## start

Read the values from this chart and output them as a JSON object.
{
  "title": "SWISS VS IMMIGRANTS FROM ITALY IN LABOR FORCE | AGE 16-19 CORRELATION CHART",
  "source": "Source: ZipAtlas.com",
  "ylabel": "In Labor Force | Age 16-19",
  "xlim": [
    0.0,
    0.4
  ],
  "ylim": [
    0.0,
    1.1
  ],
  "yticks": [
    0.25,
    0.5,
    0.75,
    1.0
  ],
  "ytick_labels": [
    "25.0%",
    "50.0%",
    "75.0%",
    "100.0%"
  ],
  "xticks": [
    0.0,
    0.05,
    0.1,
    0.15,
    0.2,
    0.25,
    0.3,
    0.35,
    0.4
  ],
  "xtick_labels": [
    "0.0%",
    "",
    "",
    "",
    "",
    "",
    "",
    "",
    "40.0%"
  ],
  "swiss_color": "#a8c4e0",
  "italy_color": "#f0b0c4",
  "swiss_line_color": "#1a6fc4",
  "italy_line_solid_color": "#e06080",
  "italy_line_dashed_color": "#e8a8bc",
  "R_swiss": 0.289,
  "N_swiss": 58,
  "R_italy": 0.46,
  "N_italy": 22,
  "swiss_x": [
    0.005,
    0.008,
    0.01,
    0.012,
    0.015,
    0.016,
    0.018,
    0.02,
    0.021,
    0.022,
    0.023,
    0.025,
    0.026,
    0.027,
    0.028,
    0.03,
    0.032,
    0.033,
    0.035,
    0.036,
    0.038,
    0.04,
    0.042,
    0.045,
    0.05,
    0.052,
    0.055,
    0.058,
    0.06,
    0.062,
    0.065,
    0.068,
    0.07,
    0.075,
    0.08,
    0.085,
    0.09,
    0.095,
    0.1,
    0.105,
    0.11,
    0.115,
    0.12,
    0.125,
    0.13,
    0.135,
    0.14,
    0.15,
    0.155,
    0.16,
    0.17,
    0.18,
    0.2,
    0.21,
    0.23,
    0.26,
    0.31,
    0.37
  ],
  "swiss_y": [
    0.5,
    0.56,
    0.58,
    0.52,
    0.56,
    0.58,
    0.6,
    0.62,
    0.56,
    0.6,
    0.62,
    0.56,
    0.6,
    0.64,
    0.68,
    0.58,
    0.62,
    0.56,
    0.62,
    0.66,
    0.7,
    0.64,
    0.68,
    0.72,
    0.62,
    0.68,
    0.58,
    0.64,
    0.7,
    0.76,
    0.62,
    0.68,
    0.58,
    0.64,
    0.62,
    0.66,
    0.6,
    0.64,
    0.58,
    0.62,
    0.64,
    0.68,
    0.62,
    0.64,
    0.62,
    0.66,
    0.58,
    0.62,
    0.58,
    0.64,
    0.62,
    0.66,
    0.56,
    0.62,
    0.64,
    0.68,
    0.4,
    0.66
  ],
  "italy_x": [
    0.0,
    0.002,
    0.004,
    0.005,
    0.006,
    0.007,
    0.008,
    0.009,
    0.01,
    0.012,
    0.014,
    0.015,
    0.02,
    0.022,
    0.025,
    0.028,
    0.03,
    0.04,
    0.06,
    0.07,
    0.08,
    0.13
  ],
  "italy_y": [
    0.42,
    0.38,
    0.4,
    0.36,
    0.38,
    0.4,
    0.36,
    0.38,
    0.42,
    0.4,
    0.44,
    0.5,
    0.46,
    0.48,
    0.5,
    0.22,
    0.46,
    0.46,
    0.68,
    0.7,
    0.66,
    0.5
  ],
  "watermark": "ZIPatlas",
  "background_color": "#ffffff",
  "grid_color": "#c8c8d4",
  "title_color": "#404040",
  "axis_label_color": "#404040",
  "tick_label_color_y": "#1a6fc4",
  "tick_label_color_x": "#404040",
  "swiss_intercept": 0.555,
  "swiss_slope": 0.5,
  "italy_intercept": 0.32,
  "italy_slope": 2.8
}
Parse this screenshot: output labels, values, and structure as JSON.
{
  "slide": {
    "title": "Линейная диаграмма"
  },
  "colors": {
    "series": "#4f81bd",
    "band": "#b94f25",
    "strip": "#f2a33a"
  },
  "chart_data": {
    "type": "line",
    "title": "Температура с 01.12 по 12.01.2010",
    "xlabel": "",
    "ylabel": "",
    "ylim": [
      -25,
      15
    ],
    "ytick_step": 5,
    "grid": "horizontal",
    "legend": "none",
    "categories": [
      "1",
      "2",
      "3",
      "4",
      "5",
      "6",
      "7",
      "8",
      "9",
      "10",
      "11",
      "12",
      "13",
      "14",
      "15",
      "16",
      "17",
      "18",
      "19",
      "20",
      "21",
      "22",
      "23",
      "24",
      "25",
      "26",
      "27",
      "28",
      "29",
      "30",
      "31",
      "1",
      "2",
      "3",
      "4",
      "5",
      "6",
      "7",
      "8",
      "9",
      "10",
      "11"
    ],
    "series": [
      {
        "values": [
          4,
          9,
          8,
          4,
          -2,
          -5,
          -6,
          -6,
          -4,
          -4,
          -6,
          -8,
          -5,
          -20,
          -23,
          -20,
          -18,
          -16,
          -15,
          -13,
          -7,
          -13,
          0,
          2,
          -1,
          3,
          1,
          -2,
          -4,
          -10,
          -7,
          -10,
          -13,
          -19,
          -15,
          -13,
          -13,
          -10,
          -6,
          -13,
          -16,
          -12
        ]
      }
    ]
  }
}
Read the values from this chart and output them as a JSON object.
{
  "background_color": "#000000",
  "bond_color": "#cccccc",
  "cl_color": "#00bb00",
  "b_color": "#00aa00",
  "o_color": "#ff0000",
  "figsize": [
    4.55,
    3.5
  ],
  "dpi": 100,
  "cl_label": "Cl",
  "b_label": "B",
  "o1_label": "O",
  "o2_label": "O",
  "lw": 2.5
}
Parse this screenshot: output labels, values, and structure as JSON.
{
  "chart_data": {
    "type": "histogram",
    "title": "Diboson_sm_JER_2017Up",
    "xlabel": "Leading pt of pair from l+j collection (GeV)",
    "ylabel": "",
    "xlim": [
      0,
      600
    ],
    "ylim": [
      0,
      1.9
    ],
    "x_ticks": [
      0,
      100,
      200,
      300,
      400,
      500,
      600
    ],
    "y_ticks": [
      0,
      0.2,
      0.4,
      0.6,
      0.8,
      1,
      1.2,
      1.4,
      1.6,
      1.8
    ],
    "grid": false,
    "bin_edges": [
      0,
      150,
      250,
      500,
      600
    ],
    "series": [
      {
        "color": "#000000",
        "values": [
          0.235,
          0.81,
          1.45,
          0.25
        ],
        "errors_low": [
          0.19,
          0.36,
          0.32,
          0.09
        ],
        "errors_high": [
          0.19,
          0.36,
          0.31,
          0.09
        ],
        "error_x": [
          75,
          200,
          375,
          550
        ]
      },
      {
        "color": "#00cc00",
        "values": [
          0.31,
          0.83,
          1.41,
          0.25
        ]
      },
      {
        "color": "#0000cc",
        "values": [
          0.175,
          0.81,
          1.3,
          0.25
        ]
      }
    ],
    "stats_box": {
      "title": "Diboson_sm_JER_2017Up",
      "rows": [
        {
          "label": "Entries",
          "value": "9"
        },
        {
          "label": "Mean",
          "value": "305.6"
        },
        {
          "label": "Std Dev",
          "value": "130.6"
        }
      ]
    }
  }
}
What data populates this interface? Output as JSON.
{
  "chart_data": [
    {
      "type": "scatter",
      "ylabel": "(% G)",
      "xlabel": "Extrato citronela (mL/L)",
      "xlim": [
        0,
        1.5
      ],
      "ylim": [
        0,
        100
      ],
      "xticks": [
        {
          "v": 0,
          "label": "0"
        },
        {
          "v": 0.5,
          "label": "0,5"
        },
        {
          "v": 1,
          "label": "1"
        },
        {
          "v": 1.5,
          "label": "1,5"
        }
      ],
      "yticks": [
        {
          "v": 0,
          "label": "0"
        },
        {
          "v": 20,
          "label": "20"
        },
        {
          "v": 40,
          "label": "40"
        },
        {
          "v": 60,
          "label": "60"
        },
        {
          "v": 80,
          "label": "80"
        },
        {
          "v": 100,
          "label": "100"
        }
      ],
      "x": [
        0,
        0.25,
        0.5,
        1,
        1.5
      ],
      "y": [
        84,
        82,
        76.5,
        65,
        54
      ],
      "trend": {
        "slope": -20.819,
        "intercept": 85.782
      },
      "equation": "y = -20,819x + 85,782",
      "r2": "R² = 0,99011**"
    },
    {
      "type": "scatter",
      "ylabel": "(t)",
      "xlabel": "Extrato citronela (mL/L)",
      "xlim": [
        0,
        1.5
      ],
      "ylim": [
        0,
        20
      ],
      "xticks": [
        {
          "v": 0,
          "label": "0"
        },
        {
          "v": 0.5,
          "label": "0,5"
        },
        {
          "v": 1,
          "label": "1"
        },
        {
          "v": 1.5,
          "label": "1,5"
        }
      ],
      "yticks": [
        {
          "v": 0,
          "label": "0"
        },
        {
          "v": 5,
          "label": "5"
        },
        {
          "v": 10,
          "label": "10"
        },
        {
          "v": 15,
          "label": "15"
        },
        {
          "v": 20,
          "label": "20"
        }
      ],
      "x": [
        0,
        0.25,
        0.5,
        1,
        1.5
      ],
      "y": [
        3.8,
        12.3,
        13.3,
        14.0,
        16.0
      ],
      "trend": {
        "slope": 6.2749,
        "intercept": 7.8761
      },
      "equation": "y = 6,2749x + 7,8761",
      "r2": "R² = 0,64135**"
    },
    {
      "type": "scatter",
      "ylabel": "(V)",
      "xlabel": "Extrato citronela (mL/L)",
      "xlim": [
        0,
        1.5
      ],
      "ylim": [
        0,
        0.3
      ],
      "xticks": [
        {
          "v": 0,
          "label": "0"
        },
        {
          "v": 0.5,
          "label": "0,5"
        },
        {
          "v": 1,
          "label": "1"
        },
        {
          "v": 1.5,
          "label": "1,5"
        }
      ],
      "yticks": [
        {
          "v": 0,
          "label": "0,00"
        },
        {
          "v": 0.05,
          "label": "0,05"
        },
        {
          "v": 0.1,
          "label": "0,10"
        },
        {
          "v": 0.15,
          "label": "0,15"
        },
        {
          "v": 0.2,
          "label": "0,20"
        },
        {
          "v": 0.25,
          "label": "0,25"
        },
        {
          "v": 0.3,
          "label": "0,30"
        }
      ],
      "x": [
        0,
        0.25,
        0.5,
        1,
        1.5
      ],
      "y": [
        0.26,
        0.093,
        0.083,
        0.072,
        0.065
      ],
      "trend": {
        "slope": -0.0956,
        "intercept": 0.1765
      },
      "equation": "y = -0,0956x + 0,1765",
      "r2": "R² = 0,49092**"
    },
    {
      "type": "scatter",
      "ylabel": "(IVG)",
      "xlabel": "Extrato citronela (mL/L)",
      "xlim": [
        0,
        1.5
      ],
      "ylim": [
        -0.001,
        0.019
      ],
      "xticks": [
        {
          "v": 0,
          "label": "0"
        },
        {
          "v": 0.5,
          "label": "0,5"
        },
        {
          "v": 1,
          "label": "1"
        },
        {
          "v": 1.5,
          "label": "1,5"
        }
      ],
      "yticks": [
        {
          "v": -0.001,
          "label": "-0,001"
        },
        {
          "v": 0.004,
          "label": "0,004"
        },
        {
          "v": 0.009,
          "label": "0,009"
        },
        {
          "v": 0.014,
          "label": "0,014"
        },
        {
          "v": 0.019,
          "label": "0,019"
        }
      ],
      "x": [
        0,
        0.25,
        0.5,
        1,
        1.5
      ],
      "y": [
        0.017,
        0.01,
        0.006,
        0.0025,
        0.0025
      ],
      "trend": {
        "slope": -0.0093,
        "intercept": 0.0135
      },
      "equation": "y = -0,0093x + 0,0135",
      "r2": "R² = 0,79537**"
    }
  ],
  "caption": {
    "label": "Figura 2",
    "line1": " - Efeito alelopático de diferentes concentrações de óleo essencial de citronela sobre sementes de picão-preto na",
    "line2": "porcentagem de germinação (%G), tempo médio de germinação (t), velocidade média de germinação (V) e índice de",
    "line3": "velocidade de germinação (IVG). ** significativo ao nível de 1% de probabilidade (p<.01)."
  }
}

## end

Set task: List every line from the entries above in which "germinação" appears.

Solution to the exercise:
    "line2": "porcentagem de germinação (%G), tempo médio de germinação (t), velocidade média de germinação (V) e índice de",
    "line3": "velocidade de germinação (IVG). ** significativo ao nível de 1% de probabilidade (p<.01)."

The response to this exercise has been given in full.